• [Text to read]
_ _ _ _ _
# 1970 Aia fire code??



## cda (May 6, 2014)

1. Is there access to it online?

2. Does someone have one if a section is needed?


----------



## mark handler (May 6, 2014)

What is Aia?


----------



## cda (May 6, 2014)

http://www.aia.org/aiaucmp/groups/aia/documents/pdf/aiab099561.pdf


----------



## cda (May 6, 2014)

Might be national building code


----------



## mark handler (May 6, 2014)

The AIA does not have or advocate a fire code


----------



## cda (May 6, 2014)

Might be national building code

Found this

http://firesafety.vermont.gov/sites/firesafety/files/pdf/Code_Standards/Historic_FBC.pdf


----------



## cda (May 6, 2014)

wrong AIA

National Building Code, by the American Insurance Association (AIA);


----------



## mark handler (May 6, 2014)

That's why I asked


----------



## Frank (May 6, 2014)
_ _ _ _ _
• [Record list]
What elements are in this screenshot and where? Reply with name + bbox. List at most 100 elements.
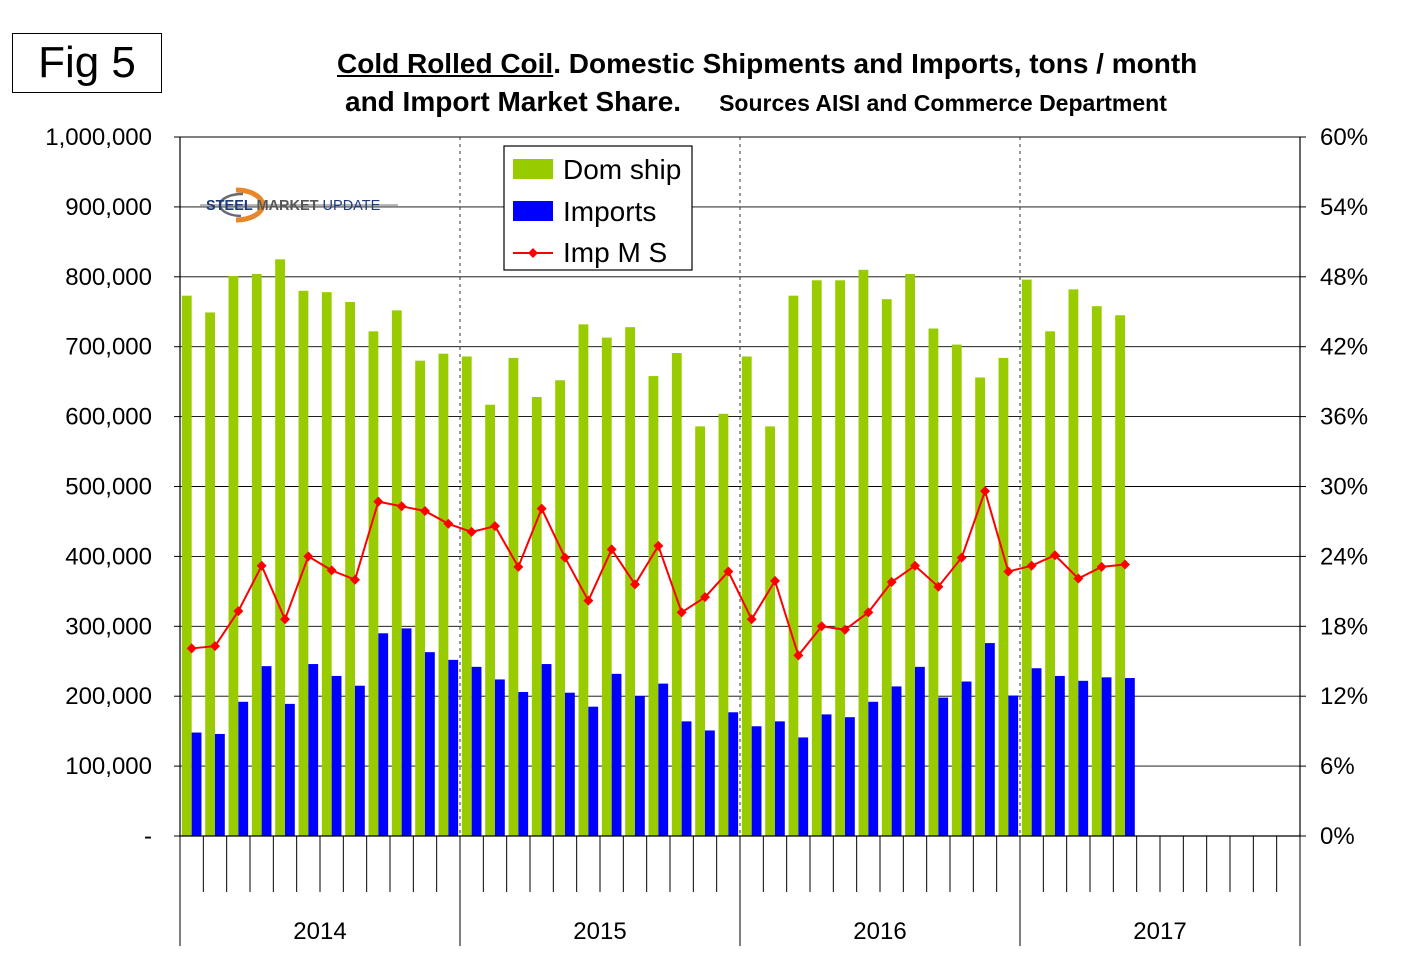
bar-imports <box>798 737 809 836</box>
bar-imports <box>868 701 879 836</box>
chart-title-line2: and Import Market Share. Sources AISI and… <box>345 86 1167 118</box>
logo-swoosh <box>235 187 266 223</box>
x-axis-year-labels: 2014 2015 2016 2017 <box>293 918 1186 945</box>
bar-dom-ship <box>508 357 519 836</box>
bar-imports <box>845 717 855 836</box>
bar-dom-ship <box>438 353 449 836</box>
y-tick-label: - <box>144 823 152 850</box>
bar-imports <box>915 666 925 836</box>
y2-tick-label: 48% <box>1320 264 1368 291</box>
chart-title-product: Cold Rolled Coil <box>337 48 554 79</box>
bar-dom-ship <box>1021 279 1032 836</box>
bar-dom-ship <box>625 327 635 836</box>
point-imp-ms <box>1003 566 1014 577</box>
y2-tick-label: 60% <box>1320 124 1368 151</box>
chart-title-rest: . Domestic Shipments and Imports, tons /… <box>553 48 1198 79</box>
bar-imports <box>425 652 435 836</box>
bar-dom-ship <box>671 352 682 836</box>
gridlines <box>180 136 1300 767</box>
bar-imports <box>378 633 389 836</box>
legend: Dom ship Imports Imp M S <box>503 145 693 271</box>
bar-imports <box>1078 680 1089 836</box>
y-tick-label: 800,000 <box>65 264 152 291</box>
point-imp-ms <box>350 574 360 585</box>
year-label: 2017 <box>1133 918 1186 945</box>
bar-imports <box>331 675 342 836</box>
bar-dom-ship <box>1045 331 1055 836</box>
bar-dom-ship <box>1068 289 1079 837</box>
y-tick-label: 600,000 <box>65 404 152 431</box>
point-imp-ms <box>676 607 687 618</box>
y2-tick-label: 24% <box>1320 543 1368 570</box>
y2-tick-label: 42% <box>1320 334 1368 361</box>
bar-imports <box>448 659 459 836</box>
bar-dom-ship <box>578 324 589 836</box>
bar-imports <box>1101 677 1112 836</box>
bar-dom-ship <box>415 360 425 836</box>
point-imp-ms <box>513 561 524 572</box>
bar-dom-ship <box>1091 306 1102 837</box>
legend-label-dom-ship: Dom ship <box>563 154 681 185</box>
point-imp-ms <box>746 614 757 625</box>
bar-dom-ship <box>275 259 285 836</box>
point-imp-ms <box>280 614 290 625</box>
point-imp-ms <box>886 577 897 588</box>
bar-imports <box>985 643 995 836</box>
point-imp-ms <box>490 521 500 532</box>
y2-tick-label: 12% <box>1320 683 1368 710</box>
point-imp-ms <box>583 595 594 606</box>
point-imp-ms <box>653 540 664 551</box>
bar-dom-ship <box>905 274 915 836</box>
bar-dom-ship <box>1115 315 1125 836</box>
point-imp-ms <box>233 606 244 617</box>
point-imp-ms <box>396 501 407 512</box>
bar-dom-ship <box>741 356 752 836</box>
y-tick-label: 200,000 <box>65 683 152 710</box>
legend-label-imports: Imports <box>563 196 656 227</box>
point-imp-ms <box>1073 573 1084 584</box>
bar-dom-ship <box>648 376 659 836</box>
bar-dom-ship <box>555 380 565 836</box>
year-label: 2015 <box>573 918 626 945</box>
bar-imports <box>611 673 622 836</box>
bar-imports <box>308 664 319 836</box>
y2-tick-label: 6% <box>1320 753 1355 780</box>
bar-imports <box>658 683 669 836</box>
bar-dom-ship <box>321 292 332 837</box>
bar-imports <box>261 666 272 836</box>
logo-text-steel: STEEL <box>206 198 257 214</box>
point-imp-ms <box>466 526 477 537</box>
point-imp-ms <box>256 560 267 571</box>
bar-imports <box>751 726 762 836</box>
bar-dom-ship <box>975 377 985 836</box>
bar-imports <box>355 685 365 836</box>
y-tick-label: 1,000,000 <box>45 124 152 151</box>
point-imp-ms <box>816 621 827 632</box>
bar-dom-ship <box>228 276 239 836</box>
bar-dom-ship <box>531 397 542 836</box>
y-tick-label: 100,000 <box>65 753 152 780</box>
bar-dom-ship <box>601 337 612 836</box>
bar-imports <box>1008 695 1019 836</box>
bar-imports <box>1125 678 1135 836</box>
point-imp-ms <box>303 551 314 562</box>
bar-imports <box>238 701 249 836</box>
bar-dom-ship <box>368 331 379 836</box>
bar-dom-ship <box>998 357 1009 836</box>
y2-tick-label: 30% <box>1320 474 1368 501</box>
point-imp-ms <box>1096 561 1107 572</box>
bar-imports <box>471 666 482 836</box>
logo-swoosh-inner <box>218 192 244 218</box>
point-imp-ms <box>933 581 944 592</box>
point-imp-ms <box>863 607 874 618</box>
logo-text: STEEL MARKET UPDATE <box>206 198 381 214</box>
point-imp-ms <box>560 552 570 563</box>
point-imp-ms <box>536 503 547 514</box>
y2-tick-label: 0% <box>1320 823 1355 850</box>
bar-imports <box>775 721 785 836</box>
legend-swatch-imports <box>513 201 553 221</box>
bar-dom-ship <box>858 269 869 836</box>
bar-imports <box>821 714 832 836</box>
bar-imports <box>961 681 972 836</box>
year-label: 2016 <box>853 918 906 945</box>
_ _ _ _ _
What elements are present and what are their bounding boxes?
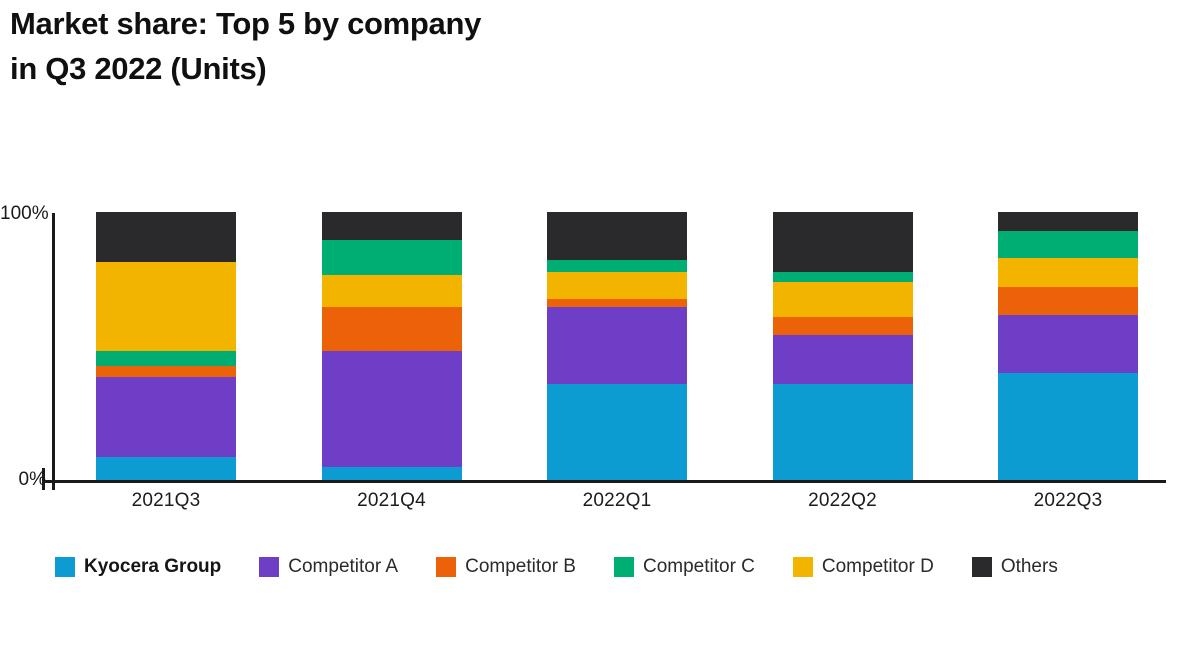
_ _ _ _ _
• [Problems to solve]
a - Reproduce the forum thread about the 1970 AIA fire code word for word, from start to finish.
b - In the first listing, rewrite the lines from the one containing "What elements are in" up to and including the one containing "chart-title-rest: . Domestic", changing "bar-dom-ship" to "bar-domestic-shipments" and leaving everything else the same. Omit the picture.

• [The results]
a -
# 1970 Aia fire code??



## cda (May 6, 2014)

1. Is there access to it online?

2. Does someone have one if a section is needed?


----------



## mark handler (May 6, 2014)

What is Aia?


----------



## cda (May 6, 2014)

http://www.aia.org/aiaucmp/groups/aia/documents/pdf/aiab099561.pdf


----------



## cda (May 6, 2014)

Might be national building code


----------



## mark handler (May 6, 2014)

The AIA does not have or advocate a fire code


----------



## cda (May 6, 2014)

Might be national building code

Found this

http://firesafety.vermont.gov/sites/firesafety/files/pdf/Code_Standards/Historic_FBC.pdf


----------



## cda (May 6, 2014)

wrong AIA

National Building Code, by the American Insurance Association (AIA);


----------



## mark handler (May 6, 2014)

That's why I asked


----------



## Frank (May 6, 2014)

b -
What elements are in this screenshot and where? Reply with name + bbox. List at most 100 elements.
bar-imports <box>798 737 809 836</box>
bar-imports <box>868 701 879 836</box>
chart-title-line2: and Import Market Share. Sources AISI and… <box>345 86 1167 118</box>
logo-swoosh <box>235 187 266 223</box>
x-axis-year-labels: 2014 2015 2016 2017 <box>293 918 1186 945</box>
bar-domestic-shipments <box>508 357 519 836</box>
bar-imports <box>845 717 855 836</box>
bar-domestic-shipments <box>438 353 449 836</box>
y-tick-label: - <box>144 823 152 850</box>
bar-imports <box>915 666 925 836</box>
y2-tick-label: 48% <box>1320 264 1368 291</box>
chart-title-product: Cold Rolled Coil <box>337 48 554 79</box>
bar-domestic-shipments <box>1021 279 1032 836</box>
bar-domestic-shipments <box>625 327 635 836</box>
point-imp-ms <box>1003 566 1014 577</box>
y2-tick-label: 60% <box>1320 124 1368 151</box>
chart-title-rest: . Domestic Shipments and Imports, tons /… <box>553 48 1198 79</box>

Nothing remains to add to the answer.